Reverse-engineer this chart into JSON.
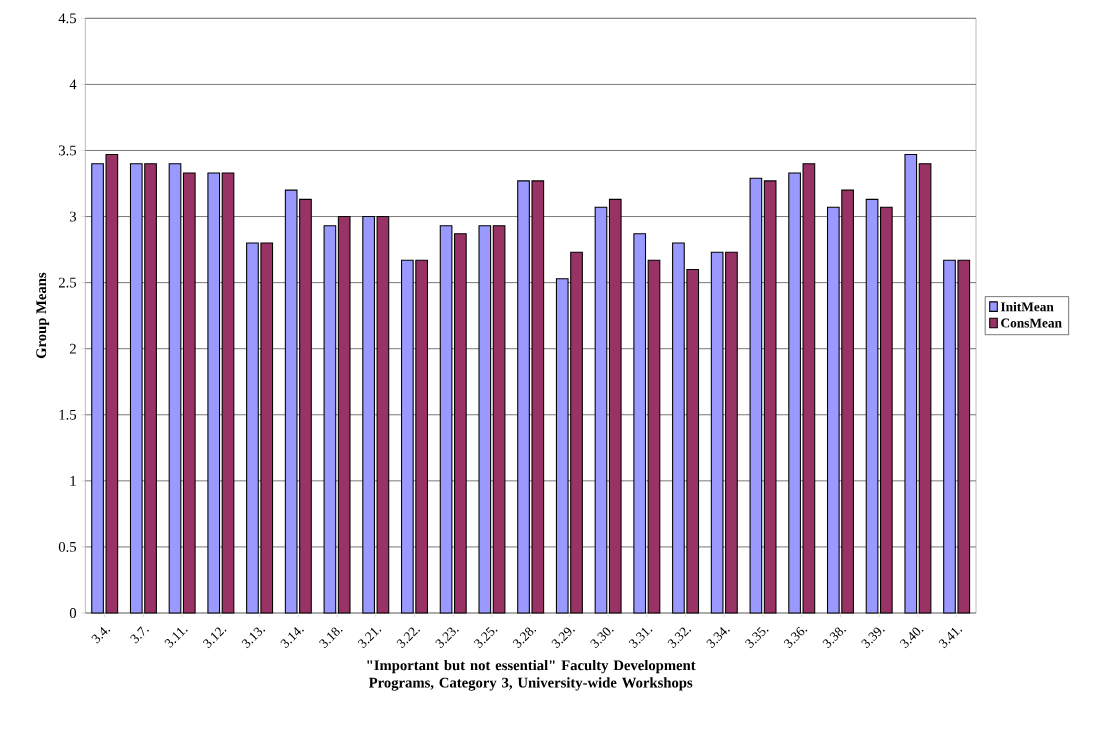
{
  "chart_data": {
    "type": "bar",
    "xlabel": "\"Important but not essential\" Faculty Development Programs, Category 3, University-wide Workshops",
    "ylabel": "Group Means",
    "categories": [
      "3.4.",
      "3.7.",
      "3.11.",
      "3.12.",
      "3.13.",
      "3.14.",
      "3.18.",
      "3.21.",
      "3.22.",
      "3.23.",
      "3.25.",
      "3.28.",
      "3.29.",
      "3.30.",
      "3.31.",
      "3.32.",
      "3.34.",
      "3.35.",
      "3.36.",
      "3.38.",
      "3.39.",
      "3.40.",
      "3.41."
    ],
    "series": [
      {
        "name": "InitMean",
        "color": "#9999ff",
        "values": [
          3.4,
          3.4,
          3.4,
          3.33,
          2.8,
          3.2,
          2.93,
          3.0,
          2.67,
          2.93,
          2.93,
          3.27,
          2.53,
          3.07,
          2.87,
          2.8,
          2.73,
          3.29,
          3.33,
          3.07,
          3.13,
          3.47,
          2.67
        ]
      },
      {
        "name": "ConsMean",
        "color": "#993366",
        "values": [
          3.47,
          3.4,
          3.33,
          3.33,
          2.8,
          3.13,
          3.0,
          3.0,
          2.67,
          2.87,
          2.93,
          3.27,
          2.73,
          3.13,
          2.67,
          2.6,
          2.73,
          3.27,
          3.4,
          3.2,
          3.07,
          3.4,
          2.67
        ]
      }
    ],
    "ylim": [
      0,
      4.5
    ],
    "yticks": [
      0,
      0.5,
      1,
      1.5,
      2,
      2.5,
      3,
      3.5,
      4,
      4.5
    ],
    "grid": "y",
    "legend": "right"
  }
}
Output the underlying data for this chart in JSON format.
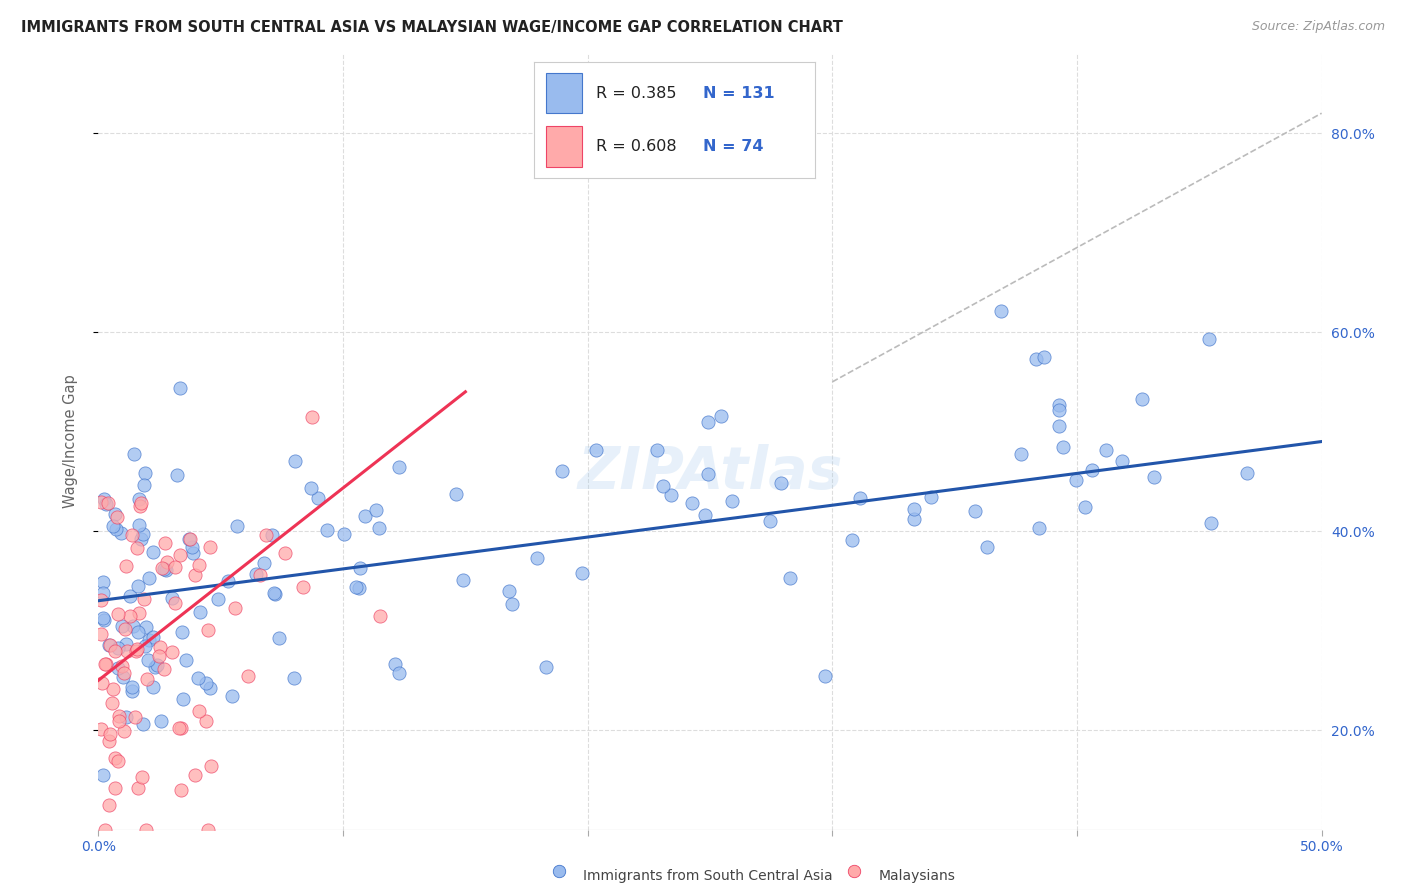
{
  "title": "IMMIGRANTS FROM SOUTH CENTRAL ASIA VS MALAYSIAN WAGE/INCOME GAP CORRELATION CHART",
  "source": "Source: ZipAtlas.com",
  "ylabel": "Wage/Income Gap",
  "legend_label1": "Immigrants from South Central Asia",
  "legend_label2": "Malaysians",
  "R1": 0.385,
  "N1": 131,
  "R2": 0.608,
  "N2": 74,
  "color_blue_fill": "#99bbee",
  "color_pink_fill": "#ffaaaa",
  "color_blue_edge": "#4477cc",
  "color_pink_edge": "#ee4466",
  "color_blue_line": "#2255aa",
  "color_pink_line": "#ee3355",
  "color_diag": "#bbbbbb",
  "color_grid": "#dddddd",
  "color_right_tick": "#3366cc",
  "watermark": "ZIPAtlas",
  "xlim": [
    0,
    50
  ],
  "ylim": [
    10,
    88
  ],
  "yticks": [
    20,
    40,
    60,
    80
  ],
  "xticks": [
    0,
    10,
    20,
    30,
    40,
    50
  ],
  "blue_line_x": [
    0,
    50
  ],
  "blue_line_y": [
    33.0,
    49.0
  ],
  "pink_line_x": [
    0,
    15
  ],
  "pink_line_y": [
    25.0,
    54.0
  ],
  "diag_line_x": [
    30,
    50
  ],
  "diag_line_y": [
    55,
    82
  ]
}
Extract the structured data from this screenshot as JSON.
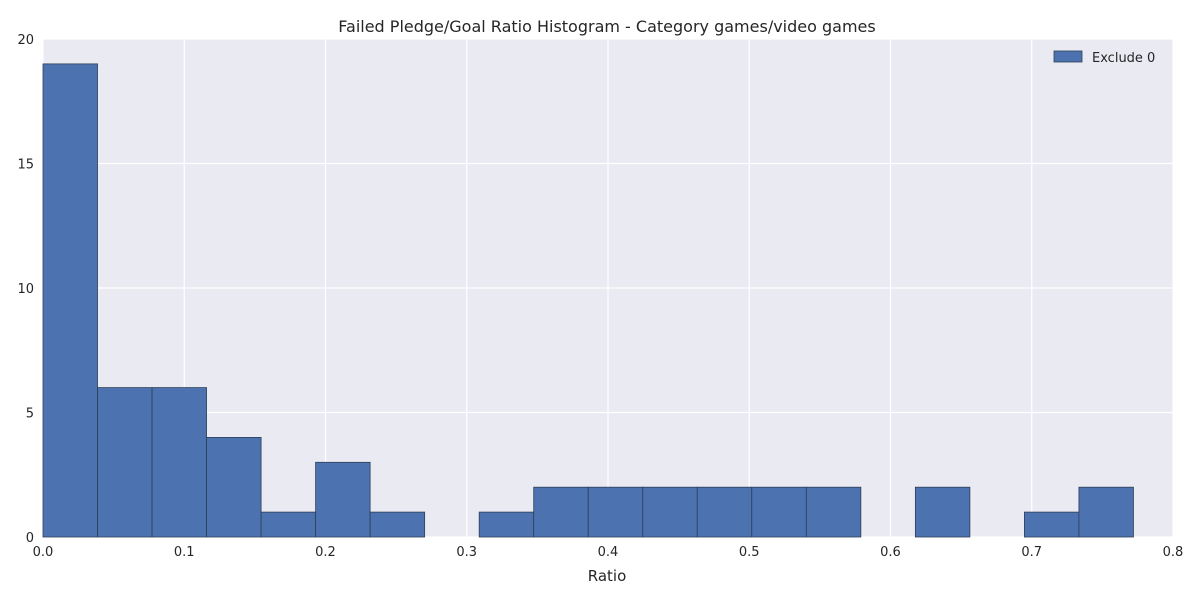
{
  "chart_data": {
    "type": "bar",
    "title": "Failed Pledge/Goal Ratio Histogram - Category games/video games",
    "xlabel": "Ratio",
    "ylabel": "",
    "xlim": [
      0,
      0.8
    ],
    "ylim": [
      0,
      20
    ],
    "xticks": [
      "0.0",
      "0.1",
      "0.2",
      "0.3",
      "0.4",
      "0.5",
      "0.6",
      "0.7",
      "0.8"
    ],
    "yticks": [
      "0",
      "5",
      "10",
      "15",
      "20"
    ],
    "grid": true,
    "legend_position": "top-right",
    "bin_edges": [
      0.0,
      0.0386,
      0.0772,
      0.1158,
      0.1544,
      0.193,
      0.2316,
      0.2702,
      0.3088,
      0.3474,
      0.386,
      0.4246,
      0.4632,
      0.5018,
      0.5404,
      0.579,
      0.6176,
      0.6562,
      0.6948,
      0.7334,
      0.772
    ],
    "series": [
      {
        "name": "Exclude 0",
        "color": "#4c72b0",
        "values": [
          19,
          6,
          6,
          4,
          1,
          3,
          1,
          0,
          1,
          2,
          2,
          2,
          2,
          2,
          2,
          0,
          2,
          0,
          1,
          2
        ]
      }
    ]
  }
}
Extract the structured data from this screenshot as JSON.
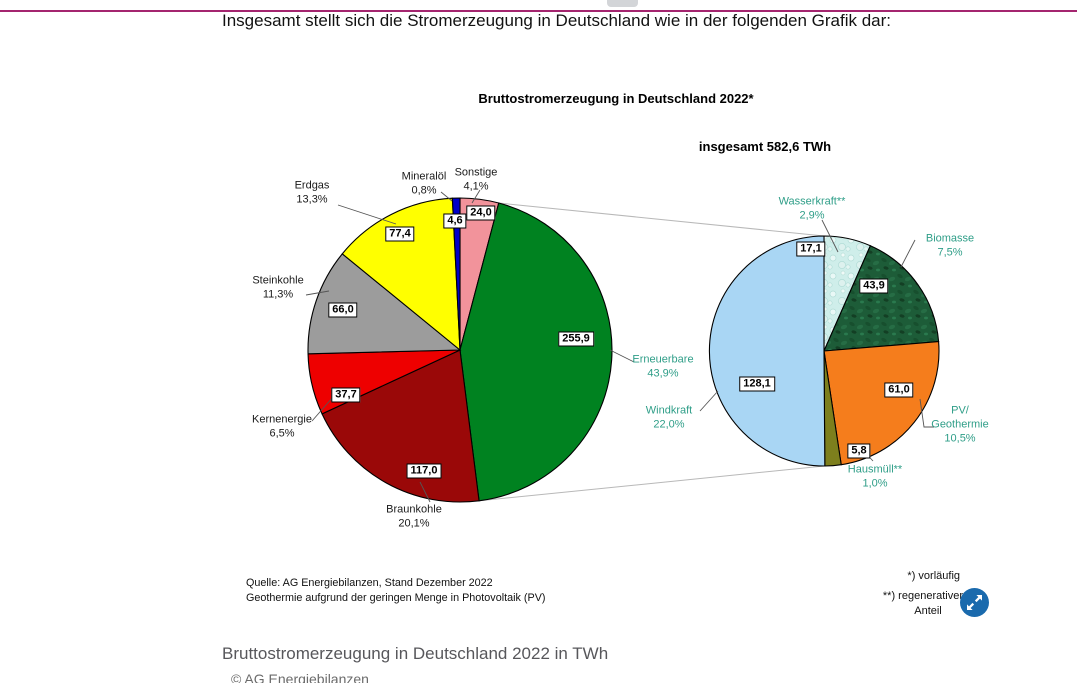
{
  "page": {
    "intro_text": "Insgesamt stellt sich die Stromerzeugung in Deutschland wie in der folgenden Grafik dar:",
    "caption": "Bruttostromerzeugung in Deutschland 2022 in TWh",
    "copyright": "© AG Energiebilanzen"
  },
  "styles": {
    "accent_line_color": "#a4256f",
    "renewable_label_color": "#2f9e88",
    "expand_button_color": "#1a6aad",
    "connector_line_color": "#b8b8b8"
  },
  "icons": {
    "expand": "diagonal-expand-arrows-icon"
  },
  "chart_data": {
    "type": "pie",
    "title": "Bruttostromerzeugung in Deutschland 2022*",
    "subtitle": "insgesamt 582,6 TWh",
    "total": 582.6,
    "unit": "TWh",
    "main_pie": {
      "description": "Gesamtstromerzeugung nach Energieträger, im Uhrzeigersinn ab 12 Uhr",
      "total_pct": 100,
      "slices": [
        {
          "label": "Sonstige",
          "pct": 4.1,
          "pct_label": "4,1%",
          "value": 24.0,
          "value_label": "24,0",
          "color": "#f2939b"
        },
        {
          "label": "Erneuerbare",
          "pct": 43.9,
          "pct_label": "43,9%",
          "value": 255.9,
          "value_label": "255,9",
          "color": "#008220"
        },
        {
          "label": "Braunkohle",
          "pct": 20.1,
          "pct_label": "20,1%",
          "value": 117.0,
          "value_label": "117,0",
          "color": "#9a0808"
        },
        {
          "label": "Kernenergie",
          "pct": 6.5,
          "pct_label": "6,5%",
          "value": 37.7,
          "value_label": "37,7",
          "color": "#ee0000"
        },
        {
          "label": "Steinkohle",
          "pct": 11.3,
          "pct_label": "11,3%",
          "value": 66.0,
          "value_label": "66,0",
          "color": "#9c9c9c"
        },
        {
          "label": "Erdgas",
          "pct": 13.3,
          "pct_label": "13,3%",
          "value": 77.4,
          "value_label": "77,4",
          "color": "#ffff00"
        },
        {
          "label": "Mineralöl",
          "pct": 0.8,
          "pct_label": "0,8%",
          "value": 4.6,
          "value_label": "4,6",
          "color": "#0000c8"
        }
      ]
    },
    "renewables_pie": {
      "description": "Aufschlüsselung der Erneuerbaren, im Uhrzeigersinn ab 12 Uhr",
      "total_pct": 43.9,
      "slices": [
        {
          "label": "Wasserkraft**",
          "pct": 2.9,
          "pct_label": "2,9%",
          "value": 17.1,
          "value_label": "17,1",
          "color": "#cfeeea",
          "texture": "water"
        },
        {
          "label": "Biomasse",
          "pct": 7.5,
          "pct_label": "7,5%",
          "value": 43.9,
          "value_label": "43,9",
          "color": "#1d5c38",
          "texture": "leaves"
        },
        {
          "label": "PV/Geothermie",
          "pct": 10.5,
          "pct_label": "10,5%",
          "value": 61.0,
          "value_label": "61,0",
          "color": "#f57d1c"
        },
        {
          "label": "Hausmüll**",
          "pct": 1.0,
          "pct_label": "1,0%",
          "value": 5.8,
          "value_label": "5,8",
          "color": "#7d7f1d"
        },
        {
          "label": "Windkraft",
          "pct": 22.0,
          "pct_label": "22,0%",
          "value": 128.1,
          "value_label": "128,1",
          "color": "#a9d6f4"
        }
      ]
    },
    "source_line1": "Quelle: AG Energiebilanzen, Stand Dezember 2022",
    "source_line2": "Geothermie aufgrund der geringen Menge in Photovoltaik (PV)",
    "footnote1": "*) vorläufig",
    "footnote2_line1": "**) regenerativer",
    "footnote2_line2": "Anteil",
    "legend_position": "none",
    "grid": false
  }
}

=-=-=

> **Stated task**: Using the listing above, show each line holding the string "JSON".

> **Right answer**:
Reverse-engineer this chart into JSON.
Output the underlying data for this chart in JSON format.
Extract the structured data from this screenshot as JSON.
Extract the structured data from this screenshot as JSON.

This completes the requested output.